= Input for this task =
══════════
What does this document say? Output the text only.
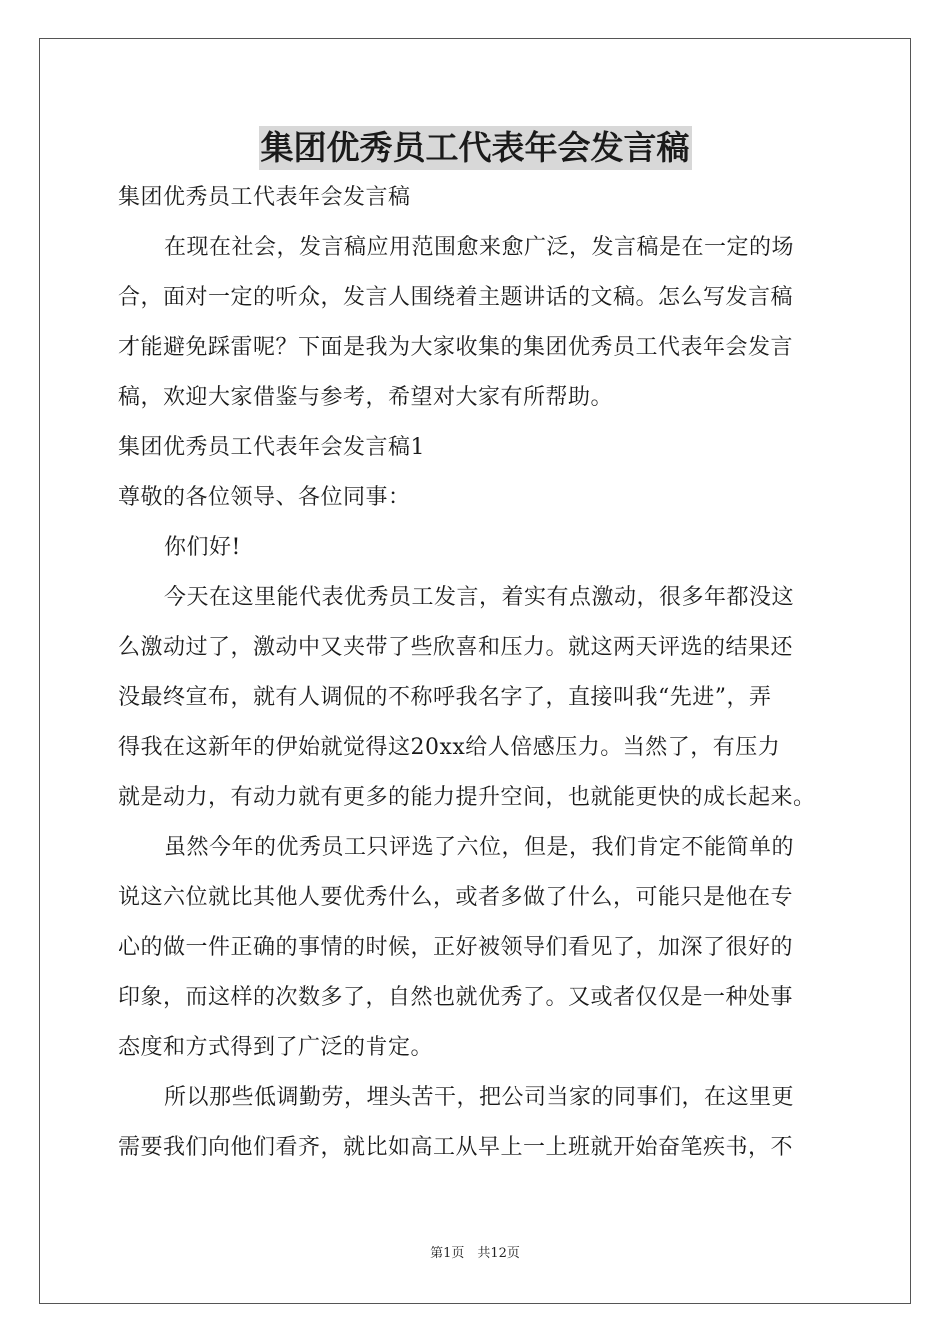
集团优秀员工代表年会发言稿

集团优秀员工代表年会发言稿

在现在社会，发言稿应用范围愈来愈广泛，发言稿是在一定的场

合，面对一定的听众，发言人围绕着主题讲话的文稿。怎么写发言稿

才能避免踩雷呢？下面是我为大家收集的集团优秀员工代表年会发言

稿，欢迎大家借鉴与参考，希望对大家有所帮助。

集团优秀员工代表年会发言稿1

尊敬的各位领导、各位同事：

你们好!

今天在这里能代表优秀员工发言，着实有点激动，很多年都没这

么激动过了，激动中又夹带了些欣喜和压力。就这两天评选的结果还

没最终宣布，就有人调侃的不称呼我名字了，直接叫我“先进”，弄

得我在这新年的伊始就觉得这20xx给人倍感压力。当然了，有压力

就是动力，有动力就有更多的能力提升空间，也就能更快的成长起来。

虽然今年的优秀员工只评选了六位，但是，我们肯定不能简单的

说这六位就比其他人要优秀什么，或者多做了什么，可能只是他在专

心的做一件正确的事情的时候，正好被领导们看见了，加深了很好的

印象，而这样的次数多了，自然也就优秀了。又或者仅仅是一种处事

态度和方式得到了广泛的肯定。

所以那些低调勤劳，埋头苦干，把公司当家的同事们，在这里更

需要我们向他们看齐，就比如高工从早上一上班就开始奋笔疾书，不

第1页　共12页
══════════
= Your goal =
The records above are to be reproduced exactly; the pictures are to be left out.

= The reply =
What does this document say? Output the text only.
集团优秀员工代表年会发言稿

集团优秀员工代表年会发言稿

在现在社会，发言稿应用范围愈来愈广泛，发言稿是在一定的场

合，面对一定的听众，发言人围绕着主题讲话的文稿。怎么写发言稿

才能避免踩雷呢？下面是我为大家收集的集团优秀员工代表年会发言

稿，欢迎大家借鉴与参考，希望对大家有所帮助。

集团优秀员工代表年会发言稿1

尊敬的各位领导、各位同事：

你们好!

今天在这里能代表优秀员工发言，着实有点激动，很多年都没这

么激动过了，激动中又夹带了些欣喜和压力。就这两天评选的结果还

没最终宣布，就有人调侃的不称呼我名字了，直接叫我“先进”，弄

得我在这新年的伊始就觉得这20xx给人倍感压力。当然了，有压力

就是动力，有动力就有更多的能力提升空间，也就能更快的成长起来。

虽然今年的优秀员工只评选了六位，但是，我们肯定不能简单的

说这六位就比其他人要优秀什么，或者多做了什么，可能只是他在专

心的做一件正确的事情的时候，正好被领导们看见了，加深了很好的

印象，而这样的次数多了，自然也就优秀了。又或者仅仅是一种处事

态度和方式得到了广泛的肯定。

所以那些低调勤劳，埋头苦干，把公司当家的同事们，在这里更

需要我们向他们看齐，就比如高工从早上一上班就开始奋笔疾书，不

第1页　共12页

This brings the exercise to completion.